Dataset items
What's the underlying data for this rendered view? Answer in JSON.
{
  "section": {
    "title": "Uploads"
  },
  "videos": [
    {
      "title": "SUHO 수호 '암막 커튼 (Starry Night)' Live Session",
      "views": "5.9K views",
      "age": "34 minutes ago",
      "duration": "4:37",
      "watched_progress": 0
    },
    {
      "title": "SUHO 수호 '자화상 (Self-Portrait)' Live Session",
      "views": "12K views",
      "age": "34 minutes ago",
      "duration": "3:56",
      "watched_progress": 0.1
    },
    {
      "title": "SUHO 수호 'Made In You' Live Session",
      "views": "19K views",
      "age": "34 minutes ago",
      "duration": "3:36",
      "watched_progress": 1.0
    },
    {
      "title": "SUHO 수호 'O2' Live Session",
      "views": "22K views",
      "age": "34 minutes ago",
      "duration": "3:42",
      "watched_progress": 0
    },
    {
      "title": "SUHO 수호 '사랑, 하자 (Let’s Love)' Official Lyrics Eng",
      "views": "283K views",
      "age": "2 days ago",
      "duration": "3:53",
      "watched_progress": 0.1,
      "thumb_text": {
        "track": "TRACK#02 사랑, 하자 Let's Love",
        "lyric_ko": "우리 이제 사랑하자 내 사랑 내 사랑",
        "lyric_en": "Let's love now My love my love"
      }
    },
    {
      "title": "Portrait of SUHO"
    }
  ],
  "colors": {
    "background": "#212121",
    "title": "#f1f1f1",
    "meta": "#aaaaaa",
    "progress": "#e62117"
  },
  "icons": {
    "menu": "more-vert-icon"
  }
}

#### Your goal
List every line from the entries above in which "Portrait" appears.

#### Task result
      "title": "SUHO 수호 '자화상 (Self-Portrait)' Live Session",
      "title": "Portrait of SUHO"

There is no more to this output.